> **DIRECTION**: Reproduce every line of the entries below word for word, leaving out the pictures.

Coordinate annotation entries
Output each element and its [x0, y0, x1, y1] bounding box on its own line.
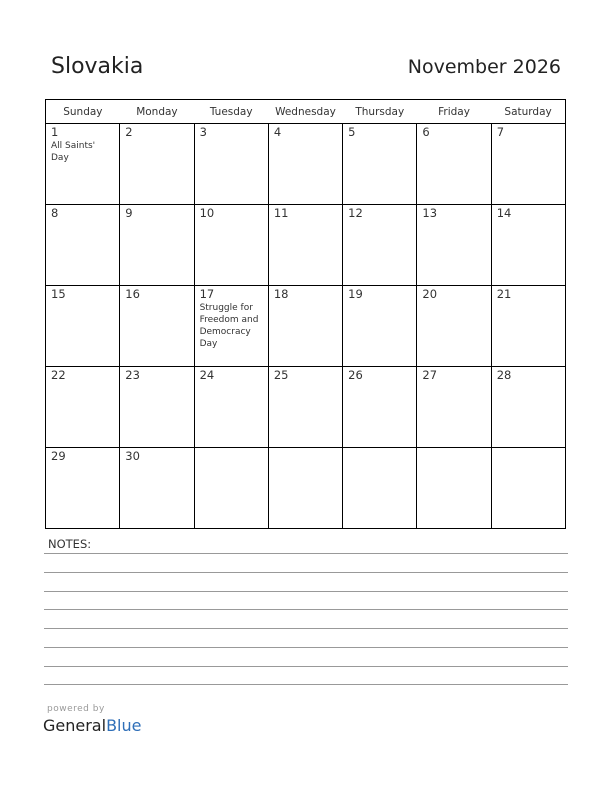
brand-blue: Blue [106, 716, 142, 735]
day-number: 6 [422, 125, 430, 139]
day-number: 10 [199, 206, 215, 220]
day-cell [46, 367, 120, 448]
day-number: 2 [125, 125, 133, 139]
day-cell [268, 286, 342, 367]
weekday-friday: Friday [417, 100, 491, 124]
empty-day-cell [268, 448, 342, 529]
day-cell [491, 124, 565, 205]
day-cell [268, 205, 342, 286]
weekday-thursday: Thursday [343, 100, 417, 124]
powered-by-text: powered by [47, 704, 105, 714]
week-row [46, 205, 566, 286]
notes-line [44, 666, 568, 667]
week-row [46, 367, 566, 448]
day-cell [417, 124, 491, 205]
day-cell [491, 286, 565, 367]
day-number: 1 [51, 125, 59, 139]
day-cell [46, 286, 120, 367]
notes-line [44, 628, 568, 629]
day-cell [120, 124, 194, 205]
calendar-grid [45, 99, 566, 529]
day-number: 8 [51, 206, 59, 220]
day-cell [268, 367, 342, 448]
weekday-monday: Monday [120, 100, 194, 124]
weekday-wednesday: Wednesday [268, 100, 342, 124]
day-number: 30 [125, 449, 140, 463]
week-row [46, 124, 566, 205]
day-cell [194, 286, 268, 367]
day-number: 9 [125, 206, 133, 220]
day-number: 4 [273, 125, 282, 139]
generalblue-logo [43, 716, 141, 735]
day-number: 22 [51, 368, 66, 382]
week-row [46, 448, 566, 529]
day-cell [46, 124, 120, 205]
day-number: 20 [422, 287, 438, 301]
notes-line [44, 591, 568, 592]
day-number: 26 [348, 368, 363, 382]
day-number: 14 [496, 206, 512, 220]
day-cell [417, 205, 491, 286]
empty-day-cell [343, 448, 417, 529]
day-cell [343, 205, 417, 286]
day-cell [46, 205, 120, 286]
day-number: 23 [125, 368, 140, 382]
country-title: Slovakia [51, 54, 144, 79]
day-cell [417, 367, 491, 448]
day-cell [120, 367, 194, 448]
day-number: 28 [496, 368, 512, 382]
day-number: 21 [496, 287, 512, 301]
day-number: 7 [496, 125, 505, 139]
day-cell [120, 448, 194, 529]
day-cell [343, 124, 417, 205]
weekday-tuesday: Tuesday [194, 100, 268, 124]
day-cell [46, 448, 120, 529]
day-cell [268, 124, 342, 205]
day-cell [343, 367, 417, 448]
day-number: 16 [125, 287, 140, 301]
month-year-title: November 2026 [407, 56, 561, 78]
day-number: 18 [273, 287, 289, 301]
holiday-label: All Saints' Day [51, 141, 96, 163]
day-number: 5 [348, 125, 356, 139]
day-number: 19 [348, 287, 363, 301]
day-number: 3 [199, 125, 207, 139]
day-number: 11 [273, 206, 289, 220]
notes-line [44, 553, 568, 554]
day-number: 27 [422, 368, 438, 382]
day-number: 24 [199, 368, 215, 382]
weekday-sunday: Sunday [46, 100, 120, 124]
day-cell [120, 286, 194, 367]
day-cell [491, 205, 565, 286]
notes-line [44, 647, 568, 648]
week-row [46, 286, 566, 367]
empty-day-cell [417, 448, 491, 529]
day-cell [343, 286, 417, 367]
empty-day-cell [194, 448, 268, 529]
empty-day-cell [491, 448, 565, 529]
brand-general: General [43, 716, 107, 735]
day-cell [417, 286, 491, 367]
notes-line [44, 609, 568, 610]
day-number: 25 [273, 368, 289, 382]
day-number: 12 [348, 206, 363, 220]
day-number: 17 [199, 287, 215, 301]
day-cell [491, 367, 565, 448]
day-number: 13 [422, 206, 438, 220]
day-cell [194, 205, 268, 286]
day-cell [194, 367, 268, 448]
day-cell [194, 124, 268, 205]
notes-label: NOTES: [48, 537, 92, 551]
day-number: 15 [51, 287, 66, 301]
day-number: 29 [51, 449, 66, 463]
notes-line [44, 684, 568, 685]
holiday-label: Struggle for Freedom and Democracy Day [199, 303, 259, 349]
weekday-header-row [46, 100, 566, 124]
weekday-saturday: Saturday [491, 100, 565, 124]
notes-line [44, 572, 568, 573]
day-cell [120, 205, 194, 286]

> **OUTPUT OF THE EXERCISE**:
Output each element and its [x0, y0, x1, y1] bounding box on its own line.
brand-blue: Blue [106, 716, 142, 735]
day-number: 6 [422, 125, 430, 139]
day-number: 10 [199, 206, 215, 220]
day-cell [46, 367, 120, 448]
day-number: 2 [125, 125, 133, 139]
day-cell [268, 286, 342, 367]
weekday-friday: Friday [417, 100, 491, 124]
empty-day-cell [268, 448, 342, 529]
day-cell [491, 124, 565, 205]
day-cell [268, 205, 342, 286]
weekday-thursday: Thursday [343, 100, 417, 124]
powered-by-text: powered by [47, 704, 105, 714]
week-row [46, 205, 566, 286]
notes-line [44, 666, 568, 667]
week-row [46, 367, 566, 448]
day-cell [417, 124, 491, 205]
day-cell [491, 286, 565, 367]
day-number: 1 [51, 125, 59, 139]
day-cell [46, 286, 120, 367]
notes-line [44, 628, 568, 629]
day-cell [120, 124, 194, 205]
calendar-grid [45, 99, 566, 529]
day-number: 8 [51, 206, 59, 220]
day-cell [268, 367, 342, 448]
weekday-monday: Monday [120, 100, 194, 124]
weekday-wednesday: Wednesday [268, 100, 342, 124]
day-number: 30 [125, 449, 140, 463]
week-row [46, 124, 566, 205]
day-cell [194, 286, 268, 367]
day-number: 9 [125, 206, 133, 220]
day-number: 4 [273, 125, 282, 139]
generalblue-logo [43, 716, 141, 735]
day-number: 22 [51, 368, 66, 382]
week-row [46, 448, 566, 529]
day-cell [46, 124, 120, 205]
day-number: 20 [422, 287, 438, 301]
notes-line [44, 591, 568, 592]
day-number: 26 [348, 368, 363, 382]
day-number: 14 [496, 206, 512, 220]
day-cell [417, 205, 491, 286]
empty-day-cell [343, 448, 417, 529]
day-cell [343, 205, 417, 286]
day-cell [46, 205, 120, 286]
day-number: 23 [125, 368, 140, 382]
country-title: Slovakia [51, 54, 144, 79]
day-cell [417, 367, 491, 448]
day-cell [120, 367, 194, 448]
day-number: 28 [496, 368, 512, 382]
day-number: 21 [496, 287, 512, 301]
day-number: 7 [496, 125, 505, 139]
day-cell [120, 448, 194, 529]
day-cell [343, 124, 417, 205]
weekday-tuesday: Tuesday [194, 100, 268, 124]
day-cell [46, 448, 120, 529]
day-cell [268, 124, 342, 205]
day-cell [343, 367, 417, 448]
day-number: 16 [125, 287, 140, 301]
month-year-title: November 2026 [407, 56, 561, 78]
day-number: 18 [273, 287, 289, 301]
holiday-label: All Saints' Day [51, 141, 96, 163]
day-number: 5 [348, 125, 356, 139]
day-number: 19 [348, 287, 363, 301]
day-number: 3 [199, 125, 207, 139]
day-number: 11 [273, 206, 289, 220]
notes-line [44, 553, 568, 554]
day-number: 27 [422, 368, 438, 382]
day-number: 24 [199, 368, 215, 382]
weekday-sunday: Sunday [46, 100, 120, 124]
day-cell [120, 286, 194, 367]
day-cell [491, 205, 565, 286]
notes-line [44, 647, 568, 648]
week-row [46, 286, 566, 367]
empty-day-cell [417, 448, 491, 529]
day-cell [343, 286, 417, 367]
empty-day-cell [194, 448, 268, 529]
empty-day-cell [491, 448, 565, 529]
brand-general: General [43, 716, 107, 735]
day-cell [417, 286, 491, 367]
notes-line [44, 609, 568, 610]
day-number: 25 [273, 368, 289, 382]
day-number: 12 [348, 206, 363, 220]
day-number: 17 [199, 287, 215, 301]
day-cell [491, 367, 565, 448]
day-number: 13 [422, 206, 438, 220]
day-cell [194, 205, 268, 286]
day-cell [194, 367, 268, 448]
day-cell [194, 124, 268, 205]
notes-label: NOTES: [48, 537, 92, 551]
day-number: 15 [51, 287, 66, 301]
day-number: 29 [51, 449, 66, 463]
notes-line [44, 684, 568, 685]
holiday-label: Struggle for Freedom and Democracy Day [199, 303, 259, 349]
weekday-header-row [46, 100, 566, 124]
weekday-saturday: Saturday [491, 100, 565, 124]
notes-line [44, 572, 568, 573]
day-cell [120, 205, 194, 286]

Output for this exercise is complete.